**Dataset entries:**
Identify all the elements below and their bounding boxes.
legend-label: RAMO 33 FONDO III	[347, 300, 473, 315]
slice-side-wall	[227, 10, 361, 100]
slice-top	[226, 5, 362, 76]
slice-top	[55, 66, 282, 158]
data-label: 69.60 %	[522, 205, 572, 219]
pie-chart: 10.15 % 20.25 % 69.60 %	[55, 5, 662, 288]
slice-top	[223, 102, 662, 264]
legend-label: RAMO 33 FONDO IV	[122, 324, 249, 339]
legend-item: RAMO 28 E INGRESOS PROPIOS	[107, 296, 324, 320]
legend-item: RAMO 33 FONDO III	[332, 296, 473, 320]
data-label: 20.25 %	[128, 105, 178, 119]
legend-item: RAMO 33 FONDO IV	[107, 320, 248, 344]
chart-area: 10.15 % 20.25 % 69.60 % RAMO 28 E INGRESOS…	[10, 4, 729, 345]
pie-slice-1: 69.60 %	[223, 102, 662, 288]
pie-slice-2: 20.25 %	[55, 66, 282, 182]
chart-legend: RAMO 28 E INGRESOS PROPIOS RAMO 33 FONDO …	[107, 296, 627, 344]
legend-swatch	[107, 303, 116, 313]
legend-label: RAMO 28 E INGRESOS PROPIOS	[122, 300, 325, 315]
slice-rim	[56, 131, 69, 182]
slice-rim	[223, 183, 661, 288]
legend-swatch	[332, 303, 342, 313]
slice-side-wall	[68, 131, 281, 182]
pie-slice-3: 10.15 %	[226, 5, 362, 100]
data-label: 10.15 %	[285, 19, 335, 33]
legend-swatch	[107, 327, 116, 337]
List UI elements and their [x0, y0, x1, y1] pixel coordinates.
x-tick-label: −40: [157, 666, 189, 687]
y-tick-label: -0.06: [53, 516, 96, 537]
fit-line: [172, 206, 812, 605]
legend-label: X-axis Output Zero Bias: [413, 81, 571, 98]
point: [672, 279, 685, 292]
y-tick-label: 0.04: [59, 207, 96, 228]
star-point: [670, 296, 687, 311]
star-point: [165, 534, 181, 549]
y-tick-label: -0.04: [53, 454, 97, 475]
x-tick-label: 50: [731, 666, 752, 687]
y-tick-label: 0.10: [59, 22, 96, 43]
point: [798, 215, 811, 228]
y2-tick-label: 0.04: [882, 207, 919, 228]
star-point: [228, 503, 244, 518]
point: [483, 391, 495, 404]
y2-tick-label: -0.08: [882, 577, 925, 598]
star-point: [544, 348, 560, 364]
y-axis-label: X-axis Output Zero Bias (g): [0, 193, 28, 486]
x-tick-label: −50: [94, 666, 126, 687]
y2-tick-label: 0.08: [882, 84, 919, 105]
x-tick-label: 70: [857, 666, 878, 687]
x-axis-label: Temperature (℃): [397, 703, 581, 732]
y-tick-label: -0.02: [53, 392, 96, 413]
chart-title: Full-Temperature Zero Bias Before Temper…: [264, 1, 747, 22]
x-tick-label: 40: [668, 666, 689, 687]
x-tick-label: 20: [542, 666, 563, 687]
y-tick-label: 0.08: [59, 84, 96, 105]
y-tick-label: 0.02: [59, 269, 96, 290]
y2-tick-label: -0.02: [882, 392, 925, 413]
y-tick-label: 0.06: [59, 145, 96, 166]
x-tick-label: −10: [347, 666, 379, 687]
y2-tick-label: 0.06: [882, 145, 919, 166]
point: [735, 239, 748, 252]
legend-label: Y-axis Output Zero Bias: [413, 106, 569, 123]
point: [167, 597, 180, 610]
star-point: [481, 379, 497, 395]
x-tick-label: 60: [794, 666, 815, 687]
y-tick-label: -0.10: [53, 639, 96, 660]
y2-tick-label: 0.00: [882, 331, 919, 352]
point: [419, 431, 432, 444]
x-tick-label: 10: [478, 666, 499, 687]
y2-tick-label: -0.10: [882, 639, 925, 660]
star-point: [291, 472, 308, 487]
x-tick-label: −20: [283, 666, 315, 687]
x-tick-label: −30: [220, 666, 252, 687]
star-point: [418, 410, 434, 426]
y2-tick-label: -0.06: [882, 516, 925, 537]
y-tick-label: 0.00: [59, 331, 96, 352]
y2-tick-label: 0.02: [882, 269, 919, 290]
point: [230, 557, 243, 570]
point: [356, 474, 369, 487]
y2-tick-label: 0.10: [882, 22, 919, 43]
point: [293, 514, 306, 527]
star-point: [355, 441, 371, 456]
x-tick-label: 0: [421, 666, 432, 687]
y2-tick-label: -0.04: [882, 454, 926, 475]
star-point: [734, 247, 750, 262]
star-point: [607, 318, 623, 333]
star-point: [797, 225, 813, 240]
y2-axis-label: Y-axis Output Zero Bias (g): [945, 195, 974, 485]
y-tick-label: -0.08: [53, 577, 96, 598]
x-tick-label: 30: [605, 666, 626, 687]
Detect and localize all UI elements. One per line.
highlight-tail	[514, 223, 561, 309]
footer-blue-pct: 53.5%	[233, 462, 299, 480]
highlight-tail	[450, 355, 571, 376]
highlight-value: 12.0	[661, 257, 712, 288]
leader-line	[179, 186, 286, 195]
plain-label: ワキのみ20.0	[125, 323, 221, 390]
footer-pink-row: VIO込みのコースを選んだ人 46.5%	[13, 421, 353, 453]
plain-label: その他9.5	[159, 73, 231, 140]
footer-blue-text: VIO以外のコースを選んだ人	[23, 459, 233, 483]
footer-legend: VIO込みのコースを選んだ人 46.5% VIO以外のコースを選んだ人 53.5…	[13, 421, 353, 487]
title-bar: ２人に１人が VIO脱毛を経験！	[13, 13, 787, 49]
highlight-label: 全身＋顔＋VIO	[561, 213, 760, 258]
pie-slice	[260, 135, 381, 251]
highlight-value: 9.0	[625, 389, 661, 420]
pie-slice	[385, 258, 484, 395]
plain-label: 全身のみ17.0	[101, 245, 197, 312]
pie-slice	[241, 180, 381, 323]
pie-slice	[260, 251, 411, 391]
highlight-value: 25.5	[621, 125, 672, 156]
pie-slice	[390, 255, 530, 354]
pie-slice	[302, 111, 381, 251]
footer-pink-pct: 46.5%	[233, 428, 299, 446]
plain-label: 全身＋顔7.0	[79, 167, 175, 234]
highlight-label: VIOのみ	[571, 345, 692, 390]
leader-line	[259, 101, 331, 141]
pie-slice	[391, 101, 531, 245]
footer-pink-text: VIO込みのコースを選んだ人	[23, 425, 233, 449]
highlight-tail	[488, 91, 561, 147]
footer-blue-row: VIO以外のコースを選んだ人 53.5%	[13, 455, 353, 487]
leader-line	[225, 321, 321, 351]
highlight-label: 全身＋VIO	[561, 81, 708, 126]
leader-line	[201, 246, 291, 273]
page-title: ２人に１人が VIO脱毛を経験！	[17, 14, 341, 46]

**Instructions for the task:**
Reproduce all of the lines above, putting "callout-line" wherever "leader-line" appears and keeping everything else the same.

**Worked answer:**
Identify all the elements below and their bounding boxes.
legend-label: RAMO 33 FONDO III	[347, 300, 473, 315]
slice-side-wall	[227, 10, 361, 100]
slice-top	[226, 5, 362, 76]
slice-top	[55, 66, 282, 158]
data-label: 69.60 %	[522, 205, 572, 219]
pie-chart: 10.15 % 20.25 % 69.60 %	[55, 5, 662, 288]
slice-top	[223, 102, 662, 264]
legend-label: RAMO 33 FONDO IV	[122, 324, 249, 339]
legend-item: RAMO 28 E INGRESOS PROPIOS	[107, 296, 324, 320]
legend-item: RAMO 33 FONDO III	[332, 296, 473, 320]
data-label: 20.25 %	[128, 105, 178, 119]
legend-item: RAMO 33 FONDO IV	[107, 320, 248, 344]
chart-area: 10.15 % 20.25 % 69.60 % RAMO 28 E INGRESOS…	[10, 4, 729, 345]
pie-slice-1: 69.60 %	[223, 102, 662, 288]
pie-slice-2: 20.25 %	[55, 66, 282, 182]
chart-legend: RAMO 28 E INGRESOS PROPIOS RAMO 33 FONDO …	[107, 296, 627, 344]
legend-swatch	[107, 303, 116, 313]
legend-label: RAMO 28 E INGRESOS PROPIOS	[122, 300, 325, 315]
slice-rim	[56, 131, 69, 182]
slice-rim	[223, 183, 661, 288]
legend-swatch	[332, 303, 342, 313]
slice-side-wall	[68, 131, 281, 182]
pie-slice-3: 10.15 %	[226, 5, 362, 100]
data-label: 10.15 %	[285, 19, 335, 33]
legend-swatch	[107, 327, 116, 337]
List UI elements and their [x0, y0, x1, y1] pixel coordinates.
x-tick-label: −40: [157, 666, 189, 687]
y-tick-label: -0.06: [53, 516, 96, 537]
fit-line: [172, 206, 812, 605]
legend-label: X-axis Output Zero Bias: [413, 81, 571, 98]
point: [672, 279, 685, 292]
y-tick-label: 0.04: [59, 207, 96, 228]
star-point: [670, 296, 687, 311]
star-point: [165, 534, 181, 549]
y-tick-label: -0.04: [53, 454, 97, 475]
x-tick-label: 50: [731, 666, 752, 687]
y-tick-label: 0.10: [59, 22, 96, 43]
point: [798, 215, 811, 228]
y2-tick-label: 0.04: [882, 207, 919, 228]
star-point: [228, 503, 244, 518]
point: [483, 391, 495, 404]
y2-tick-label: -0.08: [882, 577, 925, 598]
star-point: [544, 348, 560, 364]
y-axis-label: X-axis Output Zero Bias (g): [0, 193, 28, 486]
x-tick-label: −50: [94, 666, 126, 687]
y2-tick-label: 0.08: [882, 84, 919, 105]
x-tick-label: 70: [857, 666, 878, 687]
x-axis-label: Temperature (℃): [397, 703, 581, 732]
y-tick-label: -0.02: [53, 392, 96, 413]
chart-title: Full-Temperature Zero Bias Before Temper…: [264, 1, 747, 22]
x-tick-label: 40: [668, 666, 689, 687]
x-tick-label: 20: [542, 666, 563, 687]
y-tick-label: 0.08: [59, 84, 96, 105]
y-tick-label: 0.02: [59, 269, 96, 290]
y2-tick-label: -0.02: [882, 392, 925, 413]
y-tick-label: 0.06: [59, 145, 96, 166]
x-tick-label: −10: [347, 666, 379, 687]
y2-tick-label: 0.06: [882, 145, 919, 166]
point: [735, 239, 748, 252]
legend-label: Y-axis Output Zero Bias: [413, 106, 569, 123]
point: [167, 597, 180, 610]
star-point: [481, 379, 497, 395]
x-tick-label: 60: [794, 666, 815, 687]
y-tick-label: -0.10: [53, 639, 96, 660]
y2-tick-label: 0.00: [882, 331, 919, 352]
point: [419, 431, 432, 444]
x-tick-label: 10: [478, 666, 499, 687]
y2-tick-label: -0.10: [882, 639, 925, 660]
star-point: [291, 472, 308, 487]
x-tick-label: −20: [283, 666, 315, 687]
x-tick-label: −30: [220, 666, 252, 687]
star-point: [418, 410, 434, 426]
y2-tick-label: -0.06: [882, 516, 925, 537]
y-tick-label: 0.00: [59, 331, 96, 352]
y2-tick-label: 0.02: [882, 269, 919, 290]
point: [230, 557, 243, 570]
point: [356, 474, 369, 487]
y2-tick-label: 0.10: [882, 22, 919, 43]
point: [293, 514, 306, 527]
star-point: [355, 441, 371, 456]
x-tick-label: 0: [421, 666, 432, 687]
y2-tick-label: -0.04: [882, 454, 926, 475]
star-point: [734, 247, 750, 262]
star-point: [607, 318, 623, 333]
star-point: [797, 225, 813, 240]
y2-axis-label: Y-axis Output Zero Bias (g): [945, 195, 974, 485]
y-tick-label: -0.08: [53, 577, 96, 598]
x-tick-label: 30: [605, 666, 626, 687]
Detect and localize all UI elements. One per line.
highlight-tail	[514, 223, 561, 309]
footer-blue-pct: 53.5%	[233, 462, 299, 480]
highlight-tail	[450, 355, 571, 376]
highlight-value: 12.0	[661, 257, 712, 288]
callout-line	[179, 186, 286, 195]
plain-label: ワキのみ20.0	[125, 323, 221, 390]
footer-pink-row: VIO込みのコースを選んだ人 46.5%	[13, 421, 353, 453]
plain-label: その他9.5	[159, 73, 231, 140]
footer-blue-text: VIO以外のコースを選んだ人	[23, 459, 233, 483]
footer-legend: VIO込みのコースを選んだ人 46.5% VIO以外のコースを選んだ人 53.5…	[13, 421, 353, 487]
title-bar: ２人に１人が VIO脱毛を経験！	[13, 13, 787, 49]
highlight-label: 全身＋顔＋VIO	[561, 213, 760, 258]
pie-slice	[260, 135, 381, 251]
highlight-value: 9.0	[625, 389, 661, 420]
pie-slice	[385, 258, 484, 395]
plain-label: 全身のみ17.0	[101, 245, 197, 312]
pie-slice	[241, 180, 381, 323]
pie-slice	[260, 251, 411, 391]
highlight-value: 25.5	[621, 125, 672, 156]
pie-slice	[390, 255, 530, 354]
pie-slice	[302, 111, 381, 251]
footer-pink-pct: 46.5%	[233, 428, 299, 446]
plain-label: 全身＋顔7.0	[79, 167, 175, 234]
highlight-label: VIOのみ	[571, 345, 692, 390]
callout-line	[259, 101, 331, 141]
pie-slice	[391, 101, 531, 245]
footer-pink-text: VIO込みのコースを選んだ人	[23, 425, 233, 449]
highlight-tail	[488, 91, 561, 147]
footer-blue-row: VIO以外のコースを選んだ人 53.5%	[13, 455, 353, 487]
callout-line	[225, 321, 321, 351]
highlight-label: 全身＋VIO	[561, 81, 708, 126]
callout-line	[201, 246, 291, 273]
page-title: ２人に１人が VIO脱毛を経験！	[17, 14, 341, 46]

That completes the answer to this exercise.